**Input**
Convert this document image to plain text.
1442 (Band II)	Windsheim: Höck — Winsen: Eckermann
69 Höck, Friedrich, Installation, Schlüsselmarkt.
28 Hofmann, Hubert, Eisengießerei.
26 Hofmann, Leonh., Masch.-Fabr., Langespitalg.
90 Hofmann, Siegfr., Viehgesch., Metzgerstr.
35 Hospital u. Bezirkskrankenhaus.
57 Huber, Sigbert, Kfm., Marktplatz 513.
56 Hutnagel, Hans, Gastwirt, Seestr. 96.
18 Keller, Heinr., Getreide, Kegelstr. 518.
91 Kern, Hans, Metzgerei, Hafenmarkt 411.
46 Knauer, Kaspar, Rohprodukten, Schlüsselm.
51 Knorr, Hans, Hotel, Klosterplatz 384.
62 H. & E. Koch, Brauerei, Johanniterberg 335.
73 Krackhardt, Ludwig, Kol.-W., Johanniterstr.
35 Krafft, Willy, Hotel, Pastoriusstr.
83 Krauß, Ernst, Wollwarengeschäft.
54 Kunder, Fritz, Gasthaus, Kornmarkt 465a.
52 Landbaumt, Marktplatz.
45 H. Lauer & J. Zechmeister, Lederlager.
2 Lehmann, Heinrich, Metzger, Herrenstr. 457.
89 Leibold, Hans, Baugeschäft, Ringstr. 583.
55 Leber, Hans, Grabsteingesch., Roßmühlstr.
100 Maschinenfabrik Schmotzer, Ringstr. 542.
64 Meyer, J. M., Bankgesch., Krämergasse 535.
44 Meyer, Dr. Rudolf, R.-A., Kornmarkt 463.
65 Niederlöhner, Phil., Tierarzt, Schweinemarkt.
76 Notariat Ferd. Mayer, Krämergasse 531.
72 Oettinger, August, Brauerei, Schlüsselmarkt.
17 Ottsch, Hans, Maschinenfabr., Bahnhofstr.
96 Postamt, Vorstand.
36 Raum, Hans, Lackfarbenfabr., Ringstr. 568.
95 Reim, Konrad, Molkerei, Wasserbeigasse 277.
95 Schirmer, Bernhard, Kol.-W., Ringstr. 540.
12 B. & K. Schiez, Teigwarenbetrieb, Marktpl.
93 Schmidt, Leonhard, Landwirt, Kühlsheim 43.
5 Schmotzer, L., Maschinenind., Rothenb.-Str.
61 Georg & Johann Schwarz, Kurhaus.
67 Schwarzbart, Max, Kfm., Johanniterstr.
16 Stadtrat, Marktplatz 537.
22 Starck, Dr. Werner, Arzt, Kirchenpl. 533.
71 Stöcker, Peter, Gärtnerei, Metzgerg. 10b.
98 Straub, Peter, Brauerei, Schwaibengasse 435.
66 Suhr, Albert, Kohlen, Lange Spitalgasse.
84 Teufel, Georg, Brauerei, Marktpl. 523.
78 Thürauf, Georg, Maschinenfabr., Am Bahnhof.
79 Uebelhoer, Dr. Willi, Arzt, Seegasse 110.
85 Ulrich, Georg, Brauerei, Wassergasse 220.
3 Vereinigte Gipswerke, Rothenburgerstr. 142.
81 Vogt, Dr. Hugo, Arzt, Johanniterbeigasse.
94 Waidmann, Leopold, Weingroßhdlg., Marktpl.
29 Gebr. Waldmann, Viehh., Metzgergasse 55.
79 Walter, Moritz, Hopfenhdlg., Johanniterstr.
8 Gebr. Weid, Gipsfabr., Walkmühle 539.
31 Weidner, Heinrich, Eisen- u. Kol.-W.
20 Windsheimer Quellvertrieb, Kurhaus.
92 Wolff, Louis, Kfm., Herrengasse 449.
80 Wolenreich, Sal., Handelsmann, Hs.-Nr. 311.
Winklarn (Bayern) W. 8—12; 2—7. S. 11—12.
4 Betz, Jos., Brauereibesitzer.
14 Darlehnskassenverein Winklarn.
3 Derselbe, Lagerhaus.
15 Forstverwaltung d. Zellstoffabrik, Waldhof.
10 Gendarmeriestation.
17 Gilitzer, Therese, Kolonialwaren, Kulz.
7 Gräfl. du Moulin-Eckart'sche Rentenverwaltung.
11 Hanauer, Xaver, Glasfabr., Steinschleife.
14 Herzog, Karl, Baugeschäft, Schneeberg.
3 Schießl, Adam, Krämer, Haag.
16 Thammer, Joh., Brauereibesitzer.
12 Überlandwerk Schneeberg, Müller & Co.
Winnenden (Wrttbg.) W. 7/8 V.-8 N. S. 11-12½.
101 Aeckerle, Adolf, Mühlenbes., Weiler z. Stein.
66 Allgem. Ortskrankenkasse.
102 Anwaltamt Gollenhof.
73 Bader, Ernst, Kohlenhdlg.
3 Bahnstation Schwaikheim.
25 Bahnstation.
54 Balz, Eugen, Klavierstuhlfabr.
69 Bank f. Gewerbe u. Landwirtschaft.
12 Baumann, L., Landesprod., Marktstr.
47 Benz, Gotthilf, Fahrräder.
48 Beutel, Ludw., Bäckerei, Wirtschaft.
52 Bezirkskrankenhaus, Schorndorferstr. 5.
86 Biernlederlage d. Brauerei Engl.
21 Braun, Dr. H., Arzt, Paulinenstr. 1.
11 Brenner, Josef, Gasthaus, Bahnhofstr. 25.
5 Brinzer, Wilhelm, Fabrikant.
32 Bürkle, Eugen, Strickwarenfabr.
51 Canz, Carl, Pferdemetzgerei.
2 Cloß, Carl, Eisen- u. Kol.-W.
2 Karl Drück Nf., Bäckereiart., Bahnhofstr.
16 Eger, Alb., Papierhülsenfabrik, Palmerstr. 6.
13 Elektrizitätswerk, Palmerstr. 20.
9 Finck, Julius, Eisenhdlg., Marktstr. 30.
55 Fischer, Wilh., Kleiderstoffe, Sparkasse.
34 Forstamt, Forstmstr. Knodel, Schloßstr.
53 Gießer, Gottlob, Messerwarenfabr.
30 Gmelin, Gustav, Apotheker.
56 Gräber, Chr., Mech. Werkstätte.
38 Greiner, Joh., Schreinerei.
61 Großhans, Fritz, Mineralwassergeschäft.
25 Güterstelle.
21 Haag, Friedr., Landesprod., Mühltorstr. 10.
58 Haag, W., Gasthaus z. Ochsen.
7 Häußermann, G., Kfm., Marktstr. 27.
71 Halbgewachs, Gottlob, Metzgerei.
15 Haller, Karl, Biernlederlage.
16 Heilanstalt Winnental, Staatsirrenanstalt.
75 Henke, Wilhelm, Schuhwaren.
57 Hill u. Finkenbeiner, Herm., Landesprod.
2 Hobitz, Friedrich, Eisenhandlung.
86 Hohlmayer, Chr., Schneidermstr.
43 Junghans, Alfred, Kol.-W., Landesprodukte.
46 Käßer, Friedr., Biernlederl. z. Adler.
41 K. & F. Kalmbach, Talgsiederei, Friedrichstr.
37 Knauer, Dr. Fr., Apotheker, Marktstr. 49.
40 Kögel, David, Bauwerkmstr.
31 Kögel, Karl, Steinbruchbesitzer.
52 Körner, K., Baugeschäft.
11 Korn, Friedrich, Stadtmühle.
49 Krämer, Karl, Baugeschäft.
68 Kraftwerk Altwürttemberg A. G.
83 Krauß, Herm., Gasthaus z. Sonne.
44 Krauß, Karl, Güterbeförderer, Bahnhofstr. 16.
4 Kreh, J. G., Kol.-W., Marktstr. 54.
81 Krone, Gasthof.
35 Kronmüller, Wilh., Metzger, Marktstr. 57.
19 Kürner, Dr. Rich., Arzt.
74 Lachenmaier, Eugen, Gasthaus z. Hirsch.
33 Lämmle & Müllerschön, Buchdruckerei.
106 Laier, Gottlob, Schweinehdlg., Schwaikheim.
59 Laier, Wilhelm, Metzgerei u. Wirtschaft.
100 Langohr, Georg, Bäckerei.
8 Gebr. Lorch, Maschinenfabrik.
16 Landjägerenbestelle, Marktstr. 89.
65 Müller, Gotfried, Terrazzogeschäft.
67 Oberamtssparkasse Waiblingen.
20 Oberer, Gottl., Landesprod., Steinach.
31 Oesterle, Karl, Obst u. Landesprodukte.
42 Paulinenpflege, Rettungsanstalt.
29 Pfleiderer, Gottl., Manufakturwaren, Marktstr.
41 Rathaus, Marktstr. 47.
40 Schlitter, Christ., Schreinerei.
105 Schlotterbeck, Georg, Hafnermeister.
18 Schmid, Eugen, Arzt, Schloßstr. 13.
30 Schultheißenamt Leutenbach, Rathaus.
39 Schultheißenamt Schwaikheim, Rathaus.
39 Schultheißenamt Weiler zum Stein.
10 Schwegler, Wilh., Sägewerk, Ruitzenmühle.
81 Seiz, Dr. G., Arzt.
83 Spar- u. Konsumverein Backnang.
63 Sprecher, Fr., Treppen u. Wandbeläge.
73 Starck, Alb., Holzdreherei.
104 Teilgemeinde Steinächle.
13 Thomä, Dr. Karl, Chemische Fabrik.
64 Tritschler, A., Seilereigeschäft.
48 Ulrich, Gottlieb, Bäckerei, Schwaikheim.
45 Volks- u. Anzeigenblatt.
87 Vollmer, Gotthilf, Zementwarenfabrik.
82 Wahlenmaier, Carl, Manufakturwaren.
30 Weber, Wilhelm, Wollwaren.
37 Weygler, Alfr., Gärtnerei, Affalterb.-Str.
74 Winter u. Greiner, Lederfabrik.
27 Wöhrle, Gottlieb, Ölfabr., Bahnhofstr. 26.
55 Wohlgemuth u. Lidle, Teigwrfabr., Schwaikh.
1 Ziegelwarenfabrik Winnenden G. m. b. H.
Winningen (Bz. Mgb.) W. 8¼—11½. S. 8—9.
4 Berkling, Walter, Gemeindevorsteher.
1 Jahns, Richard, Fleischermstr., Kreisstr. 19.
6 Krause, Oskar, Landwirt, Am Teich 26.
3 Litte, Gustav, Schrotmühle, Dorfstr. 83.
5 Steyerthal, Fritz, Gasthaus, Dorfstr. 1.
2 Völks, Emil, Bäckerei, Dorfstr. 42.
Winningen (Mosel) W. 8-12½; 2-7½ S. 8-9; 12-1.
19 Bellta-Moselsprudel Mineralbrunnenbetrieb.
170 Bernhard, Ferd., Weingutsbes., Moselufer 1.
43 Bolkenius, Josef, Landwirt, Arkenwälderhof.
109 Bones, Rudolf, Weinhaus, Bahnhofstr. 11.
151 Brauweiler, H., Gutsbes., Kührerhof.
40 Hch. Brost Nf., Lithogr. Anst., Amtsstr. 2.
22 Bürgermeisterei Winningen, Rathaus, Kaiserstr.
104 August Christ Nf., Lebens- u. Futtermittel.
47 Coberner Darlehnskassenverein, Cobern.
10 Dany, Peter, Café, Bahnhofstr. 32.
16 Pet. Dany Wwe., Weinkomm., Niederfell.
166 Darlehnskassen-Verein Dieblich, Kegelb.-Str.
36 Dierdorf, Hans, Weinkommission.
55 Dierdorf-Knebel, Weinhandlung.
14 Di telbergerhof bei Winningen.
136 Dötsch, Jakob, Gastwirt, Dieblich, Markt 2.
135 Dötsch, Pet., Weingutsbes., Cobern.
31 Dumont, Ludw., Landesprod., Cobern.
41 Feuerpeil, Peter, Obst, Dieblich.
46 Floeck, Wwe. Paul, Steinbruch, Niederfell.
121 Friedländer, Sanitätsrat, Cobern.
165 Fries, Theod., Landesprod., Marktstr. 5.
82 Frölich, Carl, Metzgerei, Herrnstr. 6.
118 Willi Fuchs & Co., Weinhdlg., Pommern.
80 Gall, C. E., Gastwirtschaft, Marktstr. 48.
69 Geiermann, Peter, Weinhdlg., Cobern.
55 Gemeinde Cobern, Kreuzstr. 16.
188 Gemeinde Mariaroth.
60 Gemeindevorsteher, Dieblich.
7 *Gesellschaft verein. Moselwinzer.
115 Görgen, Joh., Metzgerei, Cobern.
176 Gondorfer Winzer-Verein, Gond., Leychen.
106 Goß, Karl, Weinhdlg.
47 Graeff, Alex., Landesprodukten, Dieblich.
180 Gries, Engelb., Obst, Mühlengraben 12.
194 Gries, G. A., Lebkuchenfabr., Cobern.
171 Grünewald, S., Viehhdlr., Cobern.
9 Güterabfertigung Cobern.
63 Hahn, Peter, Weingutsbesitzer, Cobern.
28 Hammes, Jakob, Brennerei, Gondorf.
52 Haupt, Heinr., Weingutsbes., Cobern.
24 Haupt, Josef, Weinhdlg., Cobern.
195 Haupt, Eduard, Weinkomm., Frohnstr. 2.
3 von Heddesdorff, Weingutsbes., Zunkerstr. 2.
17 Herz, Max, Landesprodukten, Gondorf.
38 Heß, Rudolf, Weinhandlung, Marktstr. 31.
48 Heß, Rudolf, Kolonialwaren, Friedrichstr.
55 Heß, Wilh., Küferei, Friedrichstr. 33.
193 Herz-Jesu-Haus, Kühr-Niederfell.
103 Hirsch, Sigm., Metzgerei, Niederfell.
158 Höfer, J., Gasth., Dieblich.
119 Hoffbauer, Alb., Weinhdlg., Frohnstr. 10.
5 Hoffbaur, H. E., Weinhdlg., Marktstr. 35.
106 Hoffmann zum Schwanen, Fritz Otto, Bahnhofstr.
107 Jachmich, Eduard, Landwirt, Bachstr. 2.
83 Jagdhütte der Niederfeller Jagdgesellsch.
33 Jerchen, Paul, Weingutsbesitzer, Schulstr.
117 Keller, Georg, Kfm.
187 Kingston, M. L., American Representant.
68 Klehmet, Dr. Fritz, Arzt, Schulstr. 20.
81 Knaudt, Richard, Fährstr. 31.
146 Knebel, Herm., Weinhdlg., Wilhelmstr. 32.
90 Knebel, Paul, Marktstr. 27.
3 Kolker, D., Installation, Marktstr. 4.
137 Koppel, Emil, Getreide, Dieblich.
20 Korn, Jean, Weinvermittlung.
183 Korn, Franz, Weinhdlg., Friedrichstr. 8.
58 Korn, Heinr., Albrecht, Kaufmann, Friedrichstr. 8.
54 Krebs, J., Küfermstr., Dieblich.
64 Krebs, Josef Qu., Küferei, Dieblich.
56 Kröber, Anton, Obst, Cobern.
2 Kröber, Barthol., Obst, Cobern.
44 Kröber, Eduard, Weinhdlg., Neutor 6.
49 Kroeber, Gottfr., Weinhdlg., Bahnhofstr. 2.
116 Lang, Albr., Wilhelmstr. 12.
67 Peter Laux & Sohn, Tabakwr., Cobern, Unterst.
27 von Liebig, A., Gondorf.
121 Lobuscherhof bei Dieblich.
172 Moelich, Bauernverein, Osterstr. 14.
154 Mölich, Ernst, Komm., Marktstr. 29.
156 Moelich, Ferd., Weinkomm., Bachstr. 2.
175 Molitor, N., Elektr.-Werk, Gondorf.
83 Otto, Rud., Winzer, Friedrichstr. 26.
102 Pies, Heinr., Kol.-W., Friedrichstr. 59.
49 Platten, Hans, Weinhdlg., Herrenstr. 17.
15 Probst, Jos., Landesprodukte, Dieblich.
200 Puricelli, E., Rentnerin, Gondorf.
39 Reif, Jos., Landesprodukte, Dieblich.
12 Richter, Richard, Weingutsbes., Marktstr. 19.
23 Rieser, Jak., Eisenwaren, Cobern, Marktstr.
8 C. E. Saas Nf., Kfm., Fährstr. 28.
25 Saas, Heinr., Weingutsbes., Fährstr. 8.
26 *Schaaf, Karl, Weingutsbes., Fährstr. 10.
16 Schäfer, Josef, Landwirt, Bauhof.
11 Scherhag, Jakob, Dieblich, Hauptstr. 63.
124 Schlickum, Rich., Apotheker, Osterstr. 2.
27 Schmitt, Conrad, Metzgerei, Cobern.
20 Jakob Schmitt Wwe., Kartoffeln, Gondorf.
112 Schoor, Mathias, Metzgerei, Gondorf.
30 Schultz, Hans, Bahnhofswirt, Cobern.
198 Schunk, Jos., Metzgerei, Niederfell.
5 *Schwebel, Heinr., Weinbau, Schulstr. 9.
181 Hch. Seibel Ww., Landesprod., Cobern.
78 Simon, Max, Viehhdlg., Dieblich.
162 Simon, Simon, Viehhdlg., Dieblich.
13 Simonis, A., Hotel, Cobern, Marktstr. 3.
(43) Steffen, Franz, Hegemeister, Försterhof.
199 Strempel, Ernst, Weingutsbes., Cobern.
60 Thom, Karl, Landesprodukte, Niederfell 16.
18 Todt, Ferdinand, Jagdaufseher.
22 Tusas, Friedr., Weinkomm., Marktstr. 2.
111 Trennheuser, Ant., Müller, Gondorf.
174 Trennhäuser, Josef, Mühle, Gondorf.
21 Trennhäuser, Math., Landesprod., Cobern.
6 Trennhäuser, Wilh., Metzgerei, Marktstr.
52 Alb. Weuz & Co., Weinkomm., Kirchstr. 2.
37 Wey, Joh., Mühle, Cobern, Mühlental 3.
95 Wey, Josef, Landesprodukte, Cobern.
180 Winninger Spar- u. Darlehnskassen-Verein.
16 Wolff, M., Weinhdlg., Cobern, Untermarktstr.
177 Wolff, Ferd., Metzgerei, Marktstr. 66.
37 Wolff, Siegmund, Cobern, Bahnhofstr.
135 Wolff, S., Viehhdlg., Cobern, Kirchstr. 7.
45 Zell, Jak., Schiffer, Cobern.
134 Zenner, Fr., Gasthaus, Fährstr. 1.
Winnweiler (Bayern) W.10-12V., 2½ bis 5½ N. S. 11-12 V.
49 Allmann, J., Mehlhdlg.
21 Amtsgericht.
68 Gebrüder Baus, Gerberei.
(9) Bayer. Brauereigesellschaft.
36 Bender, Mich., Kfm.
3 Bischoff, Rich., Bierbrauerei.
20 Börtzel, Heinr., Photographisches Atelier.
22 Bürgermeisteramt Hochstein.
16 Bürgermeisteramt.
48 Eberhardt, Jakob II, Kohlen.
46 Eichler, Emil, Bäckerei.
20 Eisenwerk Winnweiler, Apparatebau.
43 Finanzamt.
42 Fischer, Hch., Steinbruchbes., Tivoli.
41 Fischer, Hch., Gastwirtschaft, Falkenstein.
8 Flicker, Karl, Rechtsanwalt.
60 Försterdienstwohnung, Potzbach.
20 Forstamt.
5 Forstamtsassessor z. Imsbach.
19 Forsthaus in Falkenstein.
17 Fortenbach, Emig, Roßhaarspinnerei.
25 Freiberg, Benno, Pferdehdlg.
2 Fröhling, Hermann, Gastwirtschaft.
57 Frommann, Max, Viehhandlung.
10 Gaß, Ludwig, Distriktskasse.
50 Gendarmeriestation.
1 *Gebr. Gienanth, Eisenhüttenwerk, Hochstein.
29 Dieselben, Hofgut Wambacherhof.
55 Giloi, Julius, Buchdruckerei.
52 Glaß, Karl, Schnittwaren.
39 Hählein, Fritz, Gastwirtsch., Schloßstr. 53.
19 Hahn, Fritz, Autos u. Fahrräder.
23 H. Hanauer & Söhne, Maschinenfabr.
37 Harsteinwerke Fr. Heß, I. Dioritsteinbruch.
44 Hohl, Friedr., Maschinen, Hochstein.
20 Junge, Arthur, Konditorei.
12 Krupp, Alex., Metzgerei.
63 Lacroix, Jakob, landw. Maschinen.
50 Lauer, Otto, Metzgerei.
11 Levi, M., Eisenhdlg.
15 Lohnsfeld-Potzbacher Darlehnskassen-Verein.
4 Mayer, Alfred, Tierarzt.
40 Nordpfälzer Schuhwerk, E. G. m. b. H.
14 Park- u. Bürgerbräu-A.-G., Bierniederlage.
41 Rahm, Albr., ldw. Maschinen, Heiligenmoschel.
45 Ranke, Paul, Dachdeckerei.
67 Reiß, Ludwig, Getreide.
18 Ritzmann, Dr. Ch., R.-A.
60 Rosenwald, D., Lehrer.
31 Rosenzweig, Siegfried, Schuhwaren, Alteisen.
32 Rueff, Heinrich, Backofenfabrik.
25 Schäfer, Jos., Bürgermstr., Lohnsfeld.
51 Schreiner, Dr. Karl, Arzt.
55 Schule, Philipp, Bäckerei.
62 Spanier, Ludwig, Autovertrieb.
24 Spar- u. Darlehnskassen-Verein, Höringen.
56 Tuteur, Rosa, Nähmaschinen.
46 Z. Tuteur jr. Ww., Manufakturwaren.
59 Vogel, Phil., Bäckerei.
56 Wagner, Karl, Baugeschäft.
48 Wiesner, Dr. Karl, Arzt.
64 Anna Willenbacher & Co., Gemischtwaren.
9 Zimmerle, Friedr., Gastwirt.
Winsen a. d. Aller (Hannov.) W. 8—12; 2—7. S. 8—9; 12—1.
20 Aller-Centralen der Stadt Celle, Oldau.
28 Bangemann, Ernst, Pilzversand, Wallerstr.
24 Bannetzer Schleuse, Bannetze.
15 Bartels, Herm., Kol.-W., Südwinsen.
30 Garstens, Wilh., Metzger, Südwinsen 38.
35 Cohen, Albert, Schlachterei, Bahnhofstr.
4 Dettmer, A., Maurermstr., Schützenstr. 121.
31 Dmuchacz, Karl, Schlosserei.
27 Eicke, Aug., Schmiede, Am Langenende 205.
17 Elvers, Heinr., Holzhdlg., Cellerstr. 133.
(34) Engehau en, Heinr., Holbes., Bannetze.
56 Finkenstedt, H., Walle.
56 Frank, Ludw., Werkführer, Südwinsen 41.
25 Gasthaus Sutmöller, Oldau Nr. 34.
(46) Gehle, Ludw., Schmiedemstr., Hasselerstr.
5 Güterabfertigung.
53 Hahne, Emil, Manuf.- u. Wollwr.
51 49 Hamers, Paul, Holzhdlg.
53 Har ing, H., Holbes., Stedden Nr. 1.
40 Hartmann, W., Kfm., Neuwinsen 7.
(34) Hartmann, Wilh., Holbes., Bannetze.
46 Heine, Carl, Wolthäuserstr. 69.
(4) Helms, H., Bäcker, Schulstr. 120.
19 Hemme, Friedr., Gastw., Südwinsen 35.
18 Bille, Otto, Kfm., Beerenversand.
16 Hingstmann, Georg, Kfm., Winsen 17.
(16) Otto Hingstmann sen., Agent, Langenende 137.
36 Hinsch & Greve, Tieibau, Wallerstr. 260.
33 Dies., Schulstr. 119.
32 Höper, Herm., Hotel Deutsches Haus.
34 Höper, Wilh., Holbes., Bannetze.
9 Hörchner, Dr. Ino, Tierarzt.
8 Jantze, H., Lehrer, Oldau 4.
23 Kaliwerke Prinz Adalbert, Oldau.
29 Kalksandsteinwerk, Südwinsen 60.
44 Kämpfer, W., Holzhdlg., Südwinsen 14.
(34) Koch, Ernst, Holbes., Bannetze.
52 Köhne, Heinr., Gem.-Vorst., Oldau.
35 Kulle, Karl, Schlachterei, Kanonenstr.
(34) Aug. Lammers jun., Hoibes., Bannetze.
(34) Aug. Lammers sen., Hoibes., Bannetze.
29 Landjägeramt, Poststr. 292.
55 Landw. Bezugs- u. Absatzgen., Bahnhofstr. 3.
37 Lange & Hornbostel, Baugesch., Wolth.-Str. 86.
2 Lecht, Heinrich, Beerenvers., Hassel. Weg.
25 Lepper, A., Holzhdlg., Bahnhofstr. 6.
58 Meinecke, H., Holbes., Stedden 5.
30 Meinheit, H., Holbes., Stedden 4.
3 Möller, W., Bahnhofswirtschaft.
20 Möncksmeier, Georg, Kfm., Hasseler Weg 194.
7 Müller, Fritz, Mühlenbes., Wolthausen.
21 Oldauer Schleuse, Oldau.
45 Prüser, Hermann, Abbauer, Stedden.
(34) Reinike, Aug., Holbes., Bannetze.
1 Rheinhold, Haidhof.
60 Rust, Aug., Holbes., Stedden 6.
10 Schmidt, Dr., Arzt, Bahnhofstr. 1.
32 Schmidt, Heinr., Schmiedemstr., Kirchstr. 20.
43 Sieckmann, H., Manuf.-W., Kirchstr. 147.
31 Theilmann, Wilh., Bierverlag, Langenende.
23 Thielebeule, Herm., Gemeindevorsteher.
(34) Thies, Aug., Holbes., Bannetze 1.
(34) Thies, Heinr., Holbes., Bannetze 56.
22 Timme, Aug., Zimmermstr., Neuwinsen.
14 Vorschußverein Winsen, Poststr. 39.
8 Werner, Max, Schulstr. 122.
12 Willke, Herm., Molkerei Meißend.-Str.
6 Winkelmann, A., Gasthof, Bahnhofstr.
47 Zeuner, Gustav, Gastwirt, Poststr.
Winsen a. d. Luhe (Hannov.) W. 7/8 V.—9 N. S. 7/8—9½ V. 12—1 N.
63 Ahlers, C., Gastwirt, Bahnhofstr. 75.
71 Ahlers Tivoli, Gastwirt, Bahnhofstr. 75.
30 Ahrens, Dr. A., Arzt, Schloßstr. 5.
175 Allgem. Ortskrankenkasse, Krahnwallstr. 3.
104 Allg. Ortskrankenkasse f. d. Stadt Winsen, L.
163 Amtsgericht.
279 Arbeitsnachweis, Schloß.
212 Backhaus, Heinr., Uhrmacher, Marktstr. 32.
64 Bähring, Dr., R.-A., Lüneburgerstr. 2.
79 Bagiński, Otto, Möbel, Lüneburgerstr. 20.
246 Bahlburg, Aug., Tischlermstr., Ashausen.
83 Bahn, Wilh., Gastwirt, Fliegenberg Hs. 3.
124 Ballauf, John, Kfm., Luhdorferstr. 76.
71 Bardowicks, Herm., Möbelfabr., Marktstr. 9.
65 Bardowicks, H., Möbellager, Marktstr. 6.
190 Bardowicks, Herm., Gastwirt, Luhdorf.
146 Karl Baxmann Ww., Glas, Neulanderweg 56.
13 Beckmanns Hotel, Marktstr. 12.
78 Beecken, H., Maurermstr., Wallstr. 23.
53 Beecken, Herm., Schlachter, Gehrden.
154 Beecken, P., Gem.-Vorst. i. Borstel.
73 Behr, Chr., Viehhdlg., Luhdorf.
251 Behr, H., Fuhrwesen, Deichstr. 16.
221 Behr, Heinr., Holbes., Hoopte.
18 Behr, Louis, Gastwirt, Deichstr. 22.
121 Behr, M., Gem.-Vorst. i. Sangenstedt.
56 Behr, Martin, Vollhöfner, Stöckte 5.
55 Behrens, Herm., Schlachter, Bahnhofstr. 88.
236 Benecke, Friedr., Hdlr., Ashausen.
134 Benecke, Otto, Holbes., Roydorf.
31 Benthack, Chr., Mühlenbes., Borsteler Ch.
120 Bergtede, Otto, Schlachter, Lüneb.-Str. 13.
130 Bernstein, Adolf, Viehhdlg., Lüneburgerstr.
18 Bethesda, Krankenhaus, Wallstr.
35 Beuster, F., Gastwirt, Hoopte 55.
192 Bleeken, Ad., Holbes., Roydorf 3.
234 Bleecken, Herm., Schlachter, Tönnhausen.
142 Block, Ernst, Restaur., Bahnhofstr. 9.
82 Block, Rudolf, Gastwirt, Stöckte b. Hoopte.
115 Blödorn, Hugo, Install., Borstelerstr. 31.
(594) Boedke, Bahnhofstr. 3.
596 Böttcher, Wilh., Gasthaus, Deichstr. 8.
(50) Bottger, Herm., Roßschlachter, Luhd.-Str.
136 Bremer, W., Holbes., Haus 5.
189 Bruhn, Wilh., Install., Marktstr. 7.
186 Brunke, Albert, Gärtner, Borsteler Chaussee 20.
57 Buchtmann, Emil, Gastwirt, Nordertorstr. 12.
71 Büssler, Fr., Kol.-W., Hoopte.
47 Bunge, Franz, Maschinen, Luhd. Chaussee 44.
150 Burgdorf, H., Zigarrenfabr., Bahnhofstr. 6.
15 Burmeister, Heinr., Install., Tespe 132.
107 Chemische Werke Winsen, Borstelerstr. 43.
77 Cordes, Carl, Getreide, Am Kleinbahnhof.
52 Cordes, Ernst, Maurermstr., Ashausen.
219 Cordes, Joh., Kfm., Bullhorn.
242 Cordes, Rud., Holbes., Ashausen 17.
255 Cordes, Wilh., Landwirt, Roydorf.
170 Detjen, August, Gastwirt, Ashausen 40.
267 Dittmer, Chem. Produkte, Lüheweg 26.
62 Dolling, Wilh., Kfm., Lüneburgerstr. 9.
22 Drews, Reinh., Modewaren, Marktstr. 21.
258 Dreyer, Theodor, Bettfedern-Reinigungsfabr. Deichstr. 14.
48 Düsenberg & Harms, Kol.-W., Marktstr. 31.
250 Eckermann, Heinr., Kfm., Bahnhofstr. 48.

**Task statement**
Extract every line from the records above that contains the word "Dötsch".

**Output of the task**
136 Dötsch, Jakob, Gastwirt, Dieblich, Markt 2.
135 Dötsch, Pet., Weingutsbes., Cobern.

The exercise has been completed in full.